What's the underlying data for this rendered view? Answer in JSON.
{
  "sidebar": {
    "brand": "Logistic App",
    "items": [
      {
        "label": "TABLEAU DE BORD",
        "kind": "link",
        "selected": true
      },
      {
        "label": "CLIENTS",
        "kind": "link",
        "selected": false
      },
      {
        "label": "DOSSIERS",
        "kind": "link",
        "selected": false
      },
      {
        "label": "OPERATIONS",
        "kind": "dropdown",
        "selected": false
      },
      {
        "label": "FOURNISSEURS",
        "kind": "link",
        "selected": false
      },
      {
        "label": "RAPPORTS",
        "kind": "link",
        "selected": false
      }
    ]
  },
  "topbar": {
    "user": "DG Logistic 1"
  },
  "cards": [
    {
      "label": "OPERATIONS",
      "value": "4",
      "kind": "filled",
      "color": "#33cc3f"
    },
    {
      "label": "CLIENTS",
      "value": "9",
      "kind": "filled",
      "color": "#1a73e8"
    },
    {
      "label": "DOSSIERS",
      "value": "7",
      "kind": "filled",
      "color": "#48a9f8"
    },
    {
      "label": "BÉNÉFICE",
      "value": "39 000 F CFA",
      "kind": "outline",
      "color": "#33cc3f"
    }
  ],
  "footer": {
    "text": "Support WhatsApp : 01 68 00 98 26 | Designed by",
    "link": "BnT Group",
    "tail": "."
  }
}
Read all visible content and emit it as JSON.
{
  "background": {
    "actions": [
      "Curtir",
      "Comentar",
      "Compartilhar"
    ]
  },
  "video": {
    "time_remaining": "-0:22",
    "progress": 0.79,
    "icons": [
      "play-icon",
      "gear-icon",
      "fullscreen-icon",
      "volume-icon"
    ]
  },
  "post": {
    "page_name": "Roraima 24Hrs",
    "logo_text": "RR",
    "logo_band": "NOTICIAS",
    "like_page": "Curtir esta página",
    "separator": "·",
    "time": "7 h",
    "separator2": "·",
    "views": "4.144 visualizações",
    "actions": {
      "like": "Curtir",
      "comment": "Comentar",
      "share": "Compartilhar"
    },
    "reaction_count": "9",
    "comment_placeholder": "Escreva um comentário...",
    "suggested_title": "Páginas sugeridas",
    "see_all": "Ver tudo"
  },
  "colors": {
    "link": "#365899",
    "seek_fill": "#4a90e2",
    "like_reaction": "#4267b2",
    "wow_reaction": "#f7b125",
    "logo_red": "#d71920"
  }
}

__EXERCISE OBJECTIVE__: Repeat every record, exactly as written.

__ANSWER BELOW__:
What's the underlying data for this rendered view? Answer in JSON.
{
  "sidebar": {
    "brand": "Logistic App",
    "items": [
      {
        "label": "TABLEAU DE BORD",
        "kind": "link",
        "selected": true
      },
      {
        "label": "CLIENTS",
        "kind": "link",
        "selected": false
      },
      {
        "label": "DOSSIERS",
        "kind": "link",
        "selected": false
      },
      {
        "label": "OPERATIONS",
        "kind": "dropdown",
        "selected": false
      },
      {
        "label": "FOURNISSEURS",
        "kind": "link",
        "selected": false
      },
      {
        "label": "RAPPORTS",
        "kind": "link",
        "selected": false
      }
    ]
  },
  "topbar": {
    "user": "DG Logistic 1"
  },
  "cards": [
    {
      "label": "OPERATIONS",
      "value": "4",
      "kind": "filled",
      "color": "#33cc3f"
    },
    {
      "label": "CLIENTS",
      "value": "9",
      "kind": "filled",
      "color": "#1a73e8"
    },
    {
      "label": "DOSSIERS",
      "value": "7",
      "kind": "filled",
      "color": "#48a9f8"
    },
    {
      "label": "BÉNÉFICE",
      "value": "39 000 F CFA",
      "kind": "outline",
      "color": "#33cc3f"
    }
  ],
  "footer": {
    "text": "Support WhatsApp : 01 68 00 98 26 | Designed by",
    "link": "BnT Group",
    "tail": "."
  }
}
Read all visible content and emit it as JSON.
{
  "background": {
    "actions": [
      "Curtir",
      "Comentar",
      "Compartilhar"
    ]
  },
  "video": {
    "time_remaining": "-0:22",
    "progress": 0.79,
    "icons": [
      "play-icon",
      "gear-icon",
      "fullscreen-icon",
      "volume-icon"
    ]
  },
  "post": {
    "page_name": "Roraima 24Hrs",
    "logo_text": "RR",
    "logo_band": "NOTICIAS",
    "like_page": "Curtir esta página",
    "separator": "·",
    "time": "7 h",
    "separator2": "·",
    "views": "4.144 visualizações",
    "actions": {
      "like": "Curtir",
      "comment": "Comentar",
      "share": "Compartilhar"
    },
    "reaction_count": "9",
    "comment_placeholder": "Escreva um comentário...",
    "suggested_title": "Páginas sugeridas",
    "see_all": "Ver tudo"
  },
  "colors": {
    "link": "#365899",
    "seek_fill": "#4a90e2",
    "like_reaction": "#4267b2",
    "wow_reaction": "#f7b125",
    "logo_red": "#d71920"
  }
}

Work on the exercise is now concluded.